**What needs to be done**
Repeat the entries shown below with every word and mark intact.

**Provided data**
================================

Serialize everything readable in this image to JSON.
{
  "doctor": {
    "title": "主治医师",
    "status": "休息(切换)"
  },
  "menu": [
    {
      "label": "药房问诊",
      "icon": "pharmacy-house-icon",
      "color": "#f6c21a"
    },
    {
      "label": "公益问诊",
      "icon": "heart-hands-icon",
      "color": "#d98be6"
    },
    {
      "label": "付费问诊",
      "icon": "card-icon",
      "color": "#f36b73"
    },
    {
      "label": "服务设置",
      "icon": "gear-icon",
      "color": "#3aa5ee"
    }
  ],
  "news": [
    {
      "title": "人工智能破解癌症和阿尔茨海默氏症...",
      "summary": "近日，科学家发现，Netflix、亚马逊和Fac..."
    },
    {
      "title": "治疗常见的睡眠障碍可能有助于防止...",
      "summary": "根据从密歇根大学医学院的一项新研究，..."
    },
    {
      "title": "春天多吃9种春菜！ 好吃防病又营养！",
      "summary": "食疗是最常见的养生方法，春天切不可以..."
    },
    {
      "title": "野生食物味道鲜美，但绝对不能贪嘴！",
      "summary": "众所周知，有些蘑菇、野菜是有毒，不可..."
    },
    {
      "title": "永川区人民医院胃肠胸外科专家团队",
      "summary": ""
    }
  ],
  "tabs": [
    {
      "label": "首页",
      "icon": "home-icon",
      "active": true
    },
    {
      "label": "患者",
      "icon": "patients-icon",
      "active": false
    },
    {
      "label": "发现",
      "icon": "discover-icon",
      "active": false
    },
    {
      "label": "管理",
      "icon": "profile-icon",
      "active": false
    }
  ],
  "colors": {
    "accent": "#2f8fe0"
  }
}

================================

**Solved exercise**
Serialize everything readable in this image to JSON.
{
  "doctor": {
    "title": "主治医师",
    "status": "休息(切换)"
  },
  "menu": [
    {
      "label": "药房问诊",
      "icon": "pharmacy-house-icon",
      "color": "#f6c21a"
    },
    {
      "label": "公益问诊",
      "icon": "heart-hands-icon",
      "color": "#d98be6"
    },
    {
      "label": "付费问诊",
      "icon": "card-icon",
      "color": "#f36b73"
    },
    {
      "label": "服务设置",
      "icon": "gear-icon",
      "color": "#3aa5ee"
    }
  ],
  "news": [
    {
      "title": "人工智能破解癌症和阿尔茨海默氏症...",
      "summary": "近日，科学家发现，Netflix、亚马逊和Fac..."
    },
    {
      "title": "治疗常见的睡眠障碍可能有助于防止...",
      "summary": "根据从密歇根大学医学院的一项新研究，..."
    },
    {
      "title": "春天多吃9种春菜！ 好吃防病又营养！",
      "summary": "食疗是最常见的养生方法，春天切不可以..."
    },
    {
      "title": "野生食物味道鲜美，但绝对不能贪嘴！",
      "summary": "众所周知，有些蘑菇、野菜是有毒，不可..."
    },
    {
      "title": "永川区人民医院胃肠胸外科专家团队",
      "summary": ""
    }
  ],
  "tabs": [
    {
      "label": "首页",
      "icon": "home-icon",
      "active": true
    },
    {
      "label": "患者",
      "icon": "patients-icon",
      "active": false
    },
    {
      "label": "发现",
      "icon": "discover-icon",
      "active": false
    },
    {
      "label": "管理",
      "icon": "profile-icon",
      "active": false
    }
  ],
  "colors": {
    "accent": "#2f8fe0"
  }
}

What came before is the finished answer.